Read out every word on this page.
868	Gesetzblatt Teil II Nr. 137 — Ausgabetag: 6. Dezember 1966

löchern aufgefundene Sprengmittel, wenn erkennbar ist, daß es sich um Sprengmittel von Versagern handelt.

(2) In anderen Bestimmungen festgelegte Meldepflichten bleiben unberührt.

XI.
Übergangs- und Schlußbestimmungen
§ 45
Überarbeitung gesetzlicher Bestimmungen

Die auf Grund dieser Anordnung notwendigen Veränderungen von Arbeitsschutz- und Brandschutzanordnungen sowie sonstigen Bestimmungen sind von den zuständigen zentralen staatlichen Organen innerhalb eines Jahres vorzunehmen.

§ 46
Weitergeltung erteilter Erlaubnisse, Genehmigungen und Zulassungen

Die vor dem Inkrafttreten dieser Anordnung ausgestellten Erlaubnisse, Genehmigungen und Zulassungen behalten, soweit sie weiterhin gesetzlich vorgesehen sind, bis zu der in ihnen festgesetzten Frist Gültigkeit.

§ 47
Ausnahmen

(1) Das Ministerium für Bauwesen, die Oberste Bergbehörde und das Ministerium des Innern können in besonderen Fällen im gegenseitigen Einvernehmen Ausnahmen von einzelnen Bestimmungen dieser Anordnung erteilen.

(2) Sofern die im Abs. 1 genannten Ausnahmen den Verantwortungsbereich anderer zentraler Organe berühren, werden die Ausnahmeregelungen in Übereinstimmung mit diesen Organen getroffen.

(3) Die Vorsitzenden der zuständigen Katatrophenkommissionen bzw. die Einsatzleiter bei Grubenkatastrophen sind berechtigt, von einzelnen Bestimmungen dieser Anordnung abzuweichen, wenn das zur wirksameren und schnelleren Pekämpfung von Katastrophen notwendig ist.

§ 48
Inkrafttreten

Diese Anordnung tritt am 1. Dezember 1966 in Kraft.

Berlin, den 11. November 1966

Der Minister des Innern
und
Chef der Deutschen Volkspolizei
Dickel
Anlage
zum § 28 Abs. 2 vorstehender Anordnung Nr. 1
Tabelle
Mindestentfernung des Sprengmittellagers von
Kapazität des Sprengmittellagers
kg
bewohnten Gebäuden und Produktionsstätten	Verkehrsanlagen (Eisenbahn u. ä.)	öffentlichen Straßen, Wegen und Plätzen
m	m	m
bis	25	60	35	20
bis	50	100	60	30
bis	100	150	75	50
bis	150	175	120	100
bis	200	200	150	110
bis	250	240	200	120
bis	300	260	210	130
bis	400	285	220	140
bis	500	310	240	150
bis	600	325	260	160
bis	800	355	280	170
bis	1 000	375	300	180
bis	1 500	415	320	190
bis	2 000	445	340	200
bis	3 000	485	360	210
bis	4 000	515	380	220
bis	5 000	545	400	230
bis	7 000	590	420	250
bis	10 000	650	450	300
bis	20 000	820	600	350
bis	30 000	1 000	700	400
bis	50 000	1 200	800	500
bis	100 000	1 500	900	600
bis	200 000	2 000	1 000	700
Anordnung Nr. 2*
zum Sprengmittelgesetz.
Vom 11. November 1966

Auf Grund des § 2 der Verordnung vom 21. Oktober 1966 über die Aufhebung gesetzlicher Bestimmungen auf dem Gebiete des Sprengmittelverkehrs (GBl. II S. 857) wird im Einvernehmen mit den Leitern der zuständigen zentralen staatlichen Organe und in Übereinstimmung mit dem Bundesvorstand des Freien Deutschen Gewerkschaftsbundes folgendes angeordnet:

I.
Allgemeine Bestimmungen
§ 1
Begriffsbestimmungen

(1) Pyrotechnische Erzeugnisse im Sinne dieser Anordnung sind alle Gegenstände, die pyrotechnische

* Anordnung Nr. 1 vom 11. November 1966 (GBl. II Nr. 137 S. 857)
+--
Reproduce the full listing above, character for character.

Read out every word on this page.
868	Gesetzblatt Teil II Nr. 137 — Ausgabetag: 6. Dezember 1966

löchern aufgefundene Sprengmittel, wenn erkennbar ist, daß es sich um Sprengmittel von Versagern handelt.

(2) In anderen Bestimmungen festgelegte Meldepflichten bleiben unberührt.

XI.
Übergangs- und Schlußbestimmungen
§ 45
Überarbeitung gesetzlicher Bestimmungen

Die auf Grund dieser Anordnung notwendigen Veränderungen von Arbeitsschutz- und Brandschutzanordnungen sowie sonstigen Bestimmungen sind von den zuständigen zentralen staatlichen Organen innerhalb eines Jahres vorzunehmen.

§ 46
Weitergeltung erteilter Erlaubnisse, Genehmigungen und Zulassungen

Die vor dem Inkrafttreten dieser Anordnung ausgestellten Erlaubnisse, Genehmigungen und Zulassungen behalten, soweit sie weiterhin gesetzlich vorgesehen sind, bis zu der in ihnen festgesetzten Frist Gültigkeit.

§ 47
Ausnahmen

(1) Das Ministerium für Bauwesen, die Oberste Bergbehörde und das Ministerium des Innern können in besonderen Fällen im gegenseitigen Einvernehmen Ausnahmen von einzelnen Bestimmungen dieser Anordnung erteilen.

(2) Sofern die im Abs. 1 genannten Ausnahmen den Verantwortungsbereich anderer zentraler Organe berühren, werden die Ausnahmeregelungen in Übereinstimmung mit diesen Organen getroffen.

(3) Die Vorsitzenden der zuständigen Katatrophenkommissionen bzw. die Einsatzleiter bei Grubenkatastrophen sind berechtigt, von einzelnen Bestimmungen dieser Anordnung abzuweichen, wenn das zur wirksameren und schnelleren Pekämpfung von Katastrophen notwendig ist.

§ 48
Inkrafttreten

Diese Anordnung tritt am 1. Dezember 1966 in Kraft.

Berlin, den 11. November 1966

Der Minister des Innern
und
Chef der Deutschen Volkspolizei
Dickel
Anlage
zum § 28 Abs. 2 vorstehender Anordnung Nr. 1
Tabelle
Mindestentfernung des Sprengmittellagers von
Kapazität des Sprengmittellagers
kg
bewohnten Gebäuden und Produktionsstätten	Verkehrsanlagen (Eisenbahn u. ä.)	öffentlichen Straßen, Wegen und Plätzen
m	m	m
bis	25	60	35	20
bis	50	100	60	30
bis	100	150	75	50
bis	150	175	120	100
bis	200	200	150	110
bis	250	240	200	120
bis	300	260	210	130
bis	400	285	220	140
bis	500	310	240	150
bis	600	325	260	160
bis	800	355	280	170
bis	1 000	375	300	180
bis	1 500	415	320	190
bis	2 000	445	340	200
bis	3 000	485	360	210
bis	4 000	515	380	220
bis	5 000	545	400	230
bis	7 000	590	420	250
bis	10 000	650	450	300
bis	20 000	820	600	350
bis	30 000	1 000	700	400
bis	50 000	1 200	800	500
bis	100 000	1 500	900	600
bis	200 000	2 000	1 000	700
Anordnung Nr. 2*
zum Sprengmittelgesetz.
Vom 11. November 1966

Auf Grund des § 2 der Verordnung vom 21. Oktober 1966 über die Aufhebung gesetzlicher Bestimmungen auf dem Gebiete des Sprengmittelverkehrs (GBl. II S. 857) wird im Einvernehmen mit den Leitern der zuständigen zentralen staatlichen Organe und in Übereinstimmung mit dem Bundesvorstand des Freien Deutschen Gewerkschaftsbundes folgendes angeordnet:

I.
Allgemeine Bestimmungen
§ 1
Begriffsbestimmungen

(1) Pyrotechnische Erzeugnisse im Sinne dieser Anordnung sind alle Gegenstände, die pyrotechnische

* Anordnung Nr. 1 vom 11. November 1966 (GBl. II Nr. 137 S. 857)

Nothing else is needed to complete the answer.